** Start of Provided data **

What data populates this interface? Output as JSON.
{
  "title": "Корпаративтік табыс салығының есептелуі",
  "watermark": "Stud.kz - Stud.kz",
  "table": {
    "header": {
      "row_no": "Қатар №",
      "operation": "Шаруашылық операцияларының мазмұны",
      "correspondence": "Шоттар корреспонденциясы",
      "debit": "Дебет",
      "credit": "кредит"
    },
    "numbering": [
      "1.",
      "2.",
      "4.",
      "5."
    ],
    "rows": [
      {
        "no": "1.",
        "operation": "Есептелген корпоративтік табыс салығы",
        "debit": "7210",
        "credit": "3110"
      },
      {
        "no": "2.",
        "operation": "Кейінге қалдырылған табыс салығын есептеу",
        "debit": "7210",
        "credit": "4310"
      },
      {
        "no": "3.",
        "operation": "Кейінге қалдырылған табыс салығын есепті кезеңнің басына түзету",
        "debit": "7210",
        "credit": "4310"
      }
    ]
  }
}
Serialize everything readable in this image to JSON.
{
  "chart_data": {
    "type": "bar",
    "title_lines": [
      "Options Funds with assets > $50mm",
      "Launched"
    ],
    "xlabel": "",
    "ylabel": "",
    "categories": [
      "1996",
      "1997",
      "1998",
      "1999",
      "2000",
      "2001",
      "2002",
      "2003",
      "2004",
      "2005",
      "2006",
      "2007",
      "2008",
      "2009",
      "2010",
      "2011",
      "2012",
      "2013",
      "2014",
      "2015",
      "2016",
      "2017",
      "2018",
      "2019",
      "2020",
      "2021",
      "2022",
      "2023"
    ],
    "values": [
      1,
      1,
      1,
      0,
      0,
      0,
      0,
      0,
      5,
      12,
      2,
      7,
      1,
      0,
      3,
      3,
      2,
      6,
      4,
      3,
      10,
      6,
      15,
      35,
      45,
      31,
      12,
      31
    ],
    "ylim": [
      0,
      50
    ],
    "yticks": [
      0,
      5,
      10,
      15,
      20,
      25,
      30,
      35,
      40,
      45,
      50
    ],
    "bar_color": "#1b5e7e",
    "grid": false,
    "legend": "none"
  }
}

** End of Provided data **

- Written problem -
Exactly reproduce the material above.

- The answer -
What data populates this interface? Output as JSON.
{
  "title": "Корпаративтік табыс салығының есептелуі",
  "watermark": "Stud.kz - Stud.kz",
  "table": {
    "header": {
      "row_no": "Қатар №",
      "operation": "Шаруашылық операцияларының мазмұны",
      "correspondence": "Шоттар корреспонденциясы",
      "debit": "Дебет",
      "credit": "кредит"
    },
    "numbering": [
      "1.",
      "2.",
      "4.",
      "5."
    ],
    "rows": [
      {
        "no": "1.",
        "operation": "Есептелген корпоративтік табыс салығы",
        "debit": "7210",
        "credit": "3110"
      },
      {
        "no": "2.",
        "operation": "Кейінге қалдырылған табыс салығын есептеу",
        "debit": "7210",
        "credit": "4310"
      },
      {
        "no": "3.",
        "operation": "Кейінге қалдырылған табыс салығын есепті кезеңнің басына түзету",
        "debit": "7210",
        "credit": "4310"
      }
    ]
  }
}
Serialize everything readable in this image to JSON.
{
  "chart_data": {
    "type": "bar",
    "title_lines": [
      "Options Funds with assets > $50mm",
      "Launched"
    ],
    "xlabel": "",
    "ylabel": "",
    "categories": [
      "1996",
      "1997",
      "1998",
      "1999",
      "2000",
      "2001",
      "2002",
      "2003",
      "2004",
      "2005",
      "2006",
      "2007",
      "2008",
      "2009",
      "2010",
      "2011",
      "2012",
      "2013",
      "2014",
      "2015",
      "2016",
      "2017",
      "2018",
      "2019",
      "2020",
      "2021",
      "2022",
      "2023"
    ],
    "values": [
      1,
      1,
      1,
      0,
      0,
      0,
      0,
      0,
      5,
      12,
      2,
      7,
      1,
      0,
      3,
      3,
      2,
      6,
      4,
      3,
      10,
      6,
      15,
      35,
      45,
      31,
      12,
      31
    ],
    "ylim": [
      0,
      50
    ],
    "yticks": [
      0,
      5,
      10,
      15,
      20,
      25,
      30,
      35,
      40,
      45,
      50
    ],
    "bar_color": "#1b5e7e",
    "grid": false,
    "legend": "none"
  }
}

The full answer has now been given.